- Aim of the task -
State the number of lines below in which the word "What" appears. Nothing else belongs in the answer.
--------
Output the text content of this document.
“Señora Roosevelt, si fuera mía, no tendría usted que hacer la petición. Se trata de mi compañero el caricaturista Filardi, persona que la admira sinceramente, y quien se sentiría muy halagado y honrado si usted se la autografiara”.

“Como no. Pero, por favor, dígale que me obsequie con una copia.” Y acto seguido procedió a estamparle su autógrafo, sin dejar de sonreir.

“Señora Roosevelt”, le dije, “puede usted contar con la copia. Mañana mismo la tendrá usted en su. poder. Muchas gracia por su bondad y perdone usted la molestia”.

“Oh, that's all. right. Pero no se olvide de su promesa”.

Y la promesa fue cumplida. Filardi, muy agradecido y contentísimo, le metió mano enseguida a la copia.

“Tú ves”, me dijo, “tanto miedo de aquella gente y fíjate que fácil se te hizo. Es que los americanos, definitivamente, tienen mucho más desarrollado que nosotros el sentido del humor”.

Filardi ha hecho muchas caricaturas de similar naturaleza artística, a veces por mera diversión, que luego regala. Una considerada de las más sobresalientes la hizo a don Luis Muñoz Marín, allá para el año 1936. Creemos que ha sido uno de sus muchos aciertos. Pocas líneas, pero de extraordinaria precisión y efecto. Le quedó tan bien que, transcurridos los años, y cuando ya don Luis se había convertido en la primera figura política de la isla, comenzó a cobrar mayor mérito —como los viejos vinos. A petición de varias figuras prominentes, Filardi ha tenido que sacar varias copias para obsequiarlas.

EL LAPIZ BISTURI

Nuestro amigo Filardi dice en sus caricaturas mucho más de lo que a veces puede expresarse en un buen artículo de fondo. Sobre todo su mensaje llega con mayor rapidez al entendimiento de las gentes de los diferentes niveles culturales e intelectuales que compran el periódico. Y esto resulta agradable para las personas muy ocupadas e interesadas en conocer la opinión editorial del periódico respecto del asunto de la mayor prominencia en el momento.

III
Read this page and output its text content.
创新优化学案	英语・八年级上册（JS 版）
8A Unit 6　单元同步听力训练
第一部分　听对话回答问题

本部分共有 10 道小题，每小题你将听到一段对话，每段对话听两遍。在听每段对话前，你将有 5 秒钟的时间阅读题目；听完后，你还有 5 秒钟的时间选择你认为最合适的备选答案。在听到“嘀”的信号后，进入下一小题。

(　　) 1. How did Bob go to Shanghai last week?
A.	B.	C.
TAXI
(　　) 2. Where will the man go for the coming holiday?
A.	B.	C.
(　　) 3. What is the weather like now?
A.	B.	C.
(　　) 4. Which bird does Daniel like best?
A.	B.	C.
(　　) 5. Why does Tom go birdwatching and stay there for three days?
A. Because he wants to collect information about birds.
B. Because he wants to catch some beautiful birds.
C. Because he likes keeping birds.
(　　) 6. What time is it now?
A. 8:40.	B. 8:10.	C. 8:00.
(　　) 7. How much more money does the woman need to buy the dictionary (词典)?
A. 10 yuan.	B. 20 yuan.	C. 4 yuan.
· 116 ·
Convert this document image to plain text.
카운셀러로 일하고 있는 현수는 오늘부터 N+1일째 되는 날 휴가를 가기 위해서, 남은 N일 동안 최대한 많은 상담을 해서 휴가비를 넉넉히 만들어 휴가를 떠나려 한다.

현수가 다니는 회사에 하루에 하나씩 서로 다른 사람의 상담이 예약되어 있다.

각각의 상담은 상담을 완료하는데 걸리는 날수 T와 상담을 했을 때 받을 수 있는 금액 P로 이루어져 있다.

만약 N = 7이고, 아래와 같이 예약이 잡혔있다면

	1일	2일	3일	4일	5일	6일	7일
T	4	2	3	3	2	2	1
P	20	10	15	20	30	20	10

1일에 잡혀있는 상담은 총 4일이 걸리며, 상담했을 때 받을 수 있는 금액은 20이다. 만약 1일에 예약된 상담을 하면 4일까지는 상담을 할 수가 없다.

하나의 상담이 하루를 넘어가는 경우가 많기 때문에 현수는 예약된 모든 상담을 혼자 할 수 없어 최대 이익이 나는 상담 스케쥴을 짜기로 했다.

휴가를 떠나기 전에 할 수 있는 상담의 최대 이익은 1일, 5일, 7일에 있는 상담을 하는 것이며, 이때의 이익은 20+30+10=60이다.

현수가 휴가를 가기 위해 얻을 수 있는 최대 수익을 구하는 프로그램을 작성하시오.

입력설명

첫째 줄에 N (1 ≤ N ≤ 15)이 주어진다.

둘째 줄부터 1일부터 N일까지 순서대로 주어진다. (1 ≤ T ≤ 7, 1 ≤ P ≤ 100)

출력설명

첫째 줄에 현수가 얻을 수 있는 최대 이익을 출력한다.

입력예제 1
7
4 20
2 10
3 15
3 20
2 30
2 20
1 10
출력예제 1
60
--------
- Completed task -
2